* Task description
What follows is a set of records; restate each one word for word and drop the pictures.

* Data for this task
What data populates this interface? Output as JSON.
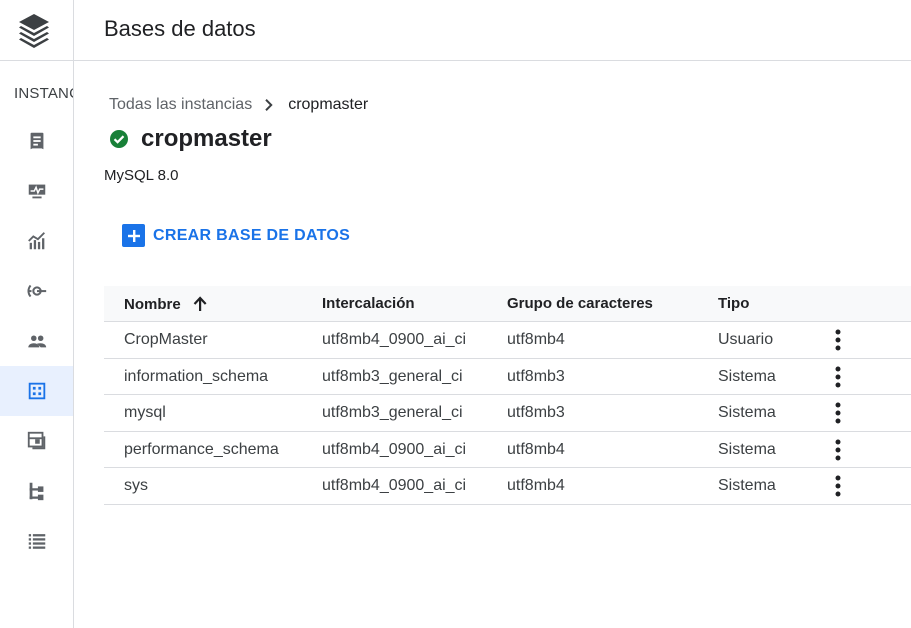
{
  "rail": {
    "label": "INSTANCIAS",
    "items": [
      {
        "icon": "overview-icon",
        "active": false
      },
      {
        "icon": "monitoring-icon",
        "active": false
      },
      {
        "icon": "query-insights-icon",
        "active": false
      },
      {
        "icon": "connections-icon",
        "active": false
      },
      {
        "icon": "users-icon",
        "active": false
      },
      {
        "icon": "databases-icon",
        "active": true
      },
      {
        "icon": "backups-icon",
        "active": false
      },
      {
        "icon": "replicas-icon",
        "active": false
      },
      {
        "icon": "operations-icon",
        "active": false
      }
    ]
  },
  "header": {
    "title": "Bases de datos"
  },
  "breadcrumb": {
    "parent": "Todas las instancias",
    "current": "cropmaster"
  },
  "instance": {
    "name": "cropmaster",
    "version": "MySQL 8.0",
    "status_color": "#188038"
  },
  "actions": {
    "create_label": "CREAR BASE DE DATOS"
  },
  "table": {
    "headers": {
      "name": "Nombre",
      "collation": "Intercalación",
      "charset": "Grupo de caracteres",
      "type": "Tipo"
    },
    "rows": [
      {
        "name": "CropMaster",
        "collation": "utf8mb4_0900_ai_ci",
        "charset": "utf8mb4",
        "type": "Usuario"
      },
      {
        "name": "information_schema",
        "collation": "utf8mb3_general_ci",
        "charset": "utf8mb3",
        "type": "Sistema"
      },
      {
        "name": "mysql",
        "collation": "utf8mb3_general_ci",
        "charset": "utf8mb3",
        "type": "Sistema"
      },
      {
        "name": "performance_schema",
        "collation": "utf8mb4_0900_ai_ci",
        "charset": "utf8mb4",
        "type": "Sistema"
      },
      {
        "name": "sys",
        "collation": "utf8mb4_0900_ai_ci",
        "charset": "utf8mb4",
        "type": "Sistema"
      }
    ]
  },
  "colors": {
    "accent": "#1a73e8",
    "active_bg": "#e8f0fe",
    "icon_gray": "#5f6368"
  }
}
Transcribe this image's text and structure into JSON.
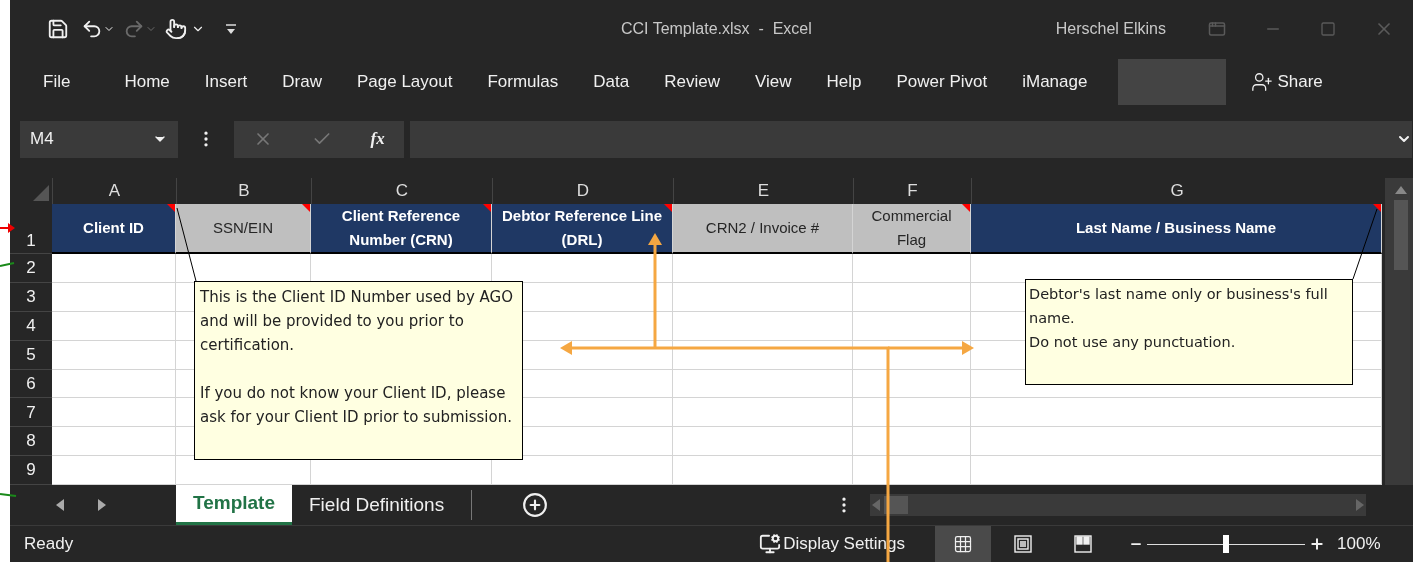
{
  "window": {
    "title": "CCI Template.xlsx  -  Excel",
    "user": "Herschel Elkins"
  },
  "ribbon_tabs": [
    "File",
    "Home",
    "Insert",
    "Draw",
    "Page Layout",
    "Formulas",
    "Data",
    "Review",
    "View",
    "Help",
    "Power Pivot",
    "iManage"
  ],
  "share_button": "Share",
  "formula_bar": {
    "name_box": "M4",
    "function_button": "fx"
  },
  "columns": [
    "A",
    "B",
    "C",
    "D",
    "E",
    "F",
    "G"
  ],
  "row_numbers": [
    "1",
    "2",
    "3",
    "4",
    "5",
    "6",
    "7",
    "8",
    "9"
  ],
  "header_cells": [
    {
      "text": "Client ID",
      "kind": "required",
      "has_comment": true
    },
    {
      "text": "SSN/EIN",
      "kind": "optional",
      "has_comment": true
    },
    {
      "text": "Client Reference Number (CRN)",
      "kind": "required",
      "has_comment": true
    },
    {
      "text": "Debtor Reference Line (DRL)",
      "kind": "required",
      "has_comment": true
    },
    {
      "text": "CRN2 / Invoice #",
      "kind": "optional",
      "has_comment": false
    },
    {
      "text": "Commercial Flag",
      "kind": "optional",
      "has_comment": true
    },
    {
      "text": "Last Name / Business Name",
      "kind": "required",
      "has_comment": true
    }
  ],
  "comments": [
    {
      "text": "This is the Client ID Number used by AGO and will be provided to you prior to certification.\n\nIf you do not know your Client ID, please ask for your Client ID prior to submission."
    },
    {
      "text": "Debtor's last name only or business's full name.\nDo not use any punctuation."
    }
  ],
  "sheet_tabs": [
    {
      "label": "Template",
      "selected": true
    },
    {
      "label": "Field Definitions",
      "selected": false
    }
  ],
  "status_bar": {
    "status": "Ready",
    "display_settings": "Display Settings",
    "views": [
      {
        "kind": "normal",
        "selected": true
      },
      {
        "kind": "page_layout",
        "selected": false
      },
      {
        "kind": "page_break",
        "selected": false
      }
    ],
    "zoom": {
      "level": 0.5,
      "reading": "100%"
    }
  }
}
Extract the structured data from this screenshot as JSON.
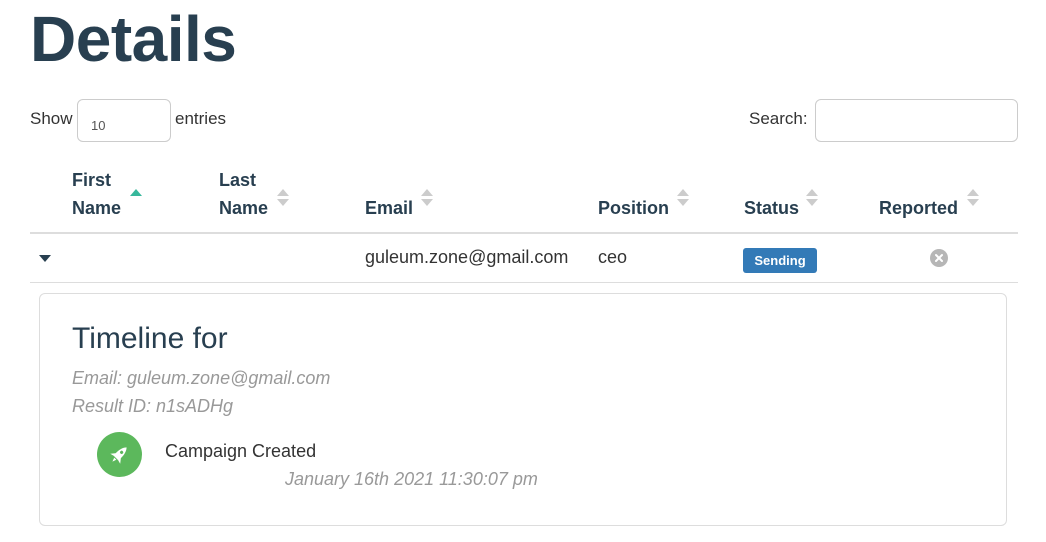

* Expected answer
What data populates this interface? Output as JSON.
{
  "rail": {
    "label": "INSTANCIAS",
    "items": [
      {
        "icon": "overview-icon",
        "active": false
      },
      {
        "icon": "monitoring-icon",
        "active": false
      },
      {
        "icon": "query-insights-icon",
        "active": false
      },
      {
        "icon": "connections-icon",
        "active": false
      },
      {
        "icon": "users-icon",
        "active": false
      },
      {
        "icon": "databases-icon",
        "active": true
      },
      {
        "icon": "backups-icon",
        "active": false
      },
      {
        "icon": "replicas-icon",
        "active": false
      },
      {
        "icon": "operations-icon",
        "active": false
      }
    ]
  },
  "header": {
    "title": "Bases de datos"
  },
  "breadcrumb": {
    "parent": "Todas las instancias",
    "current": "cropmaster"
  },
  "instance": {
    "name": "cropmaster",
    "version": "MySQL 8.0",
    "status_color": "#188038"
  },
  "actions": {
    "create_label": "CREAR BASE DE DATOS"
  },
  "table": {
    "headers": {
      "name": "Nombre",
      "collation": "Intercalación",
      "charset": "Grupo de caracteres",
      "type": "Tipo"
    },
    "rows": [
      {
        "name": "CropMaster",
        "collation": "utf8mb4_0900_ai_ci",
        "charset": "utf8mb4",
        "type": "Usuario"
      },
      {
        "name": "information_schema",
        "collation": "utf8mb3_general_ci",
        "charset": "utf8mb3",
        "type": "Sistema"
      },
      {
        "name": "mysql",
        "collation": "utf8mb3_general_ci",
        "charset": "utf8mb3",
        "type": "Sistema"
      },
      {
        "name": "performance_schema",
        "collation": "utf8mb4_0900_ai_ci",
        "charset": "utf8mb4",
        "type": "Sistema"
      },
      {
        "name": "sys",
        "collation": "utf8mb4_0900_ai_ci",
        "charset": "utf8mb4",
        "type": "Sistema"
      }
    ]
  },
  "colors": {
    "accent": "#1a73e8",
    "active_bg": "#e8f0fe",
    "icon_gray": "#5f6368"
  }
}
Transcribe this image's text and structure into JSON.
{
  "window": {
    "title": "CCI Template.xlsx  -  Excel",
    "user": "Herschel Elkins"
  },
  "ribbon_tabs": [
    "File",
    "Home",
    "Insert",
    "Draw",
    "Page Layout",
    "Formulas",
    "Data",
    "Review",
    "View",
    "Help",
    "Power Pivot",
    "iManage"
  ],
  "share_button": "Share",
  "formula_bar": {
    "name_box": "M4",
    "function_button": "fx"
  },
  "columns": [
    "A",
    "B",
    "C",
    "D",
    "E",
    "F",
    "G"
  ],
  "row_numbers": [
    "1",
    "2",
    "3",
    "4",
    "5",
    "6",
    "7",
    "8",
    "9"
  ],
  "header_cells": [
    {
      "text": "Client ID",
      "kind": "required",
      "has_comment": true
    },
    {
      "text": "SSN/EIN",
      "kind": "optional",
      "has_comment": true
    },
    {
      "text": "Client Reference Number (CRN)",
      "kind": "required",
      "has_comment": true
    },
    {
      "text": "Debtor Reference Line (DRL)",
      "kind": "required",
      "has_comment": true
    },
    {
      "text": "CRN2 / Invoice #",
      "kind": "optional",
      "has_comment": false
    },
    {
      "text": "Commercial Flag",
      "kind": "optional",
      "has_comment": true
    },
    {
      "text": "Last Name / Business Name",
      "kind": "required",
      "has_comment": true
    }
  ],
  "comments": [
    {
      "text": "This is the Client ID Number used by AGO and will be provided to you prior to certification.\n\nIf you do not know your Client ID, please ask for your Client ID prior to submission."
    },
    {
      "text": "Debtor's last name only or business's full name.\nDo not use any punctuation."
    }
  ],
  "sheet_tabs": [
    {
      "label": "Template",
      "selected": true
    },
    {
      "label": "Field Definitions",
      "selected": false
    }
  ],
  "status_bar": {
    "status": "Ready",
    "display_settings": "Display Settings",
    "views": [
      {
        "kind": "normal",
        "selected": true
      },
      {
        "kind": "page_layout",
        "selected": false
      },
      {
        "kind": "page_break",
        "selected": false
      }
    ],
    "zoom": {
      "level": 0.5,
      "reading": "100%"
    }
  }
}
Extract the structured data from this screenshot as JSON.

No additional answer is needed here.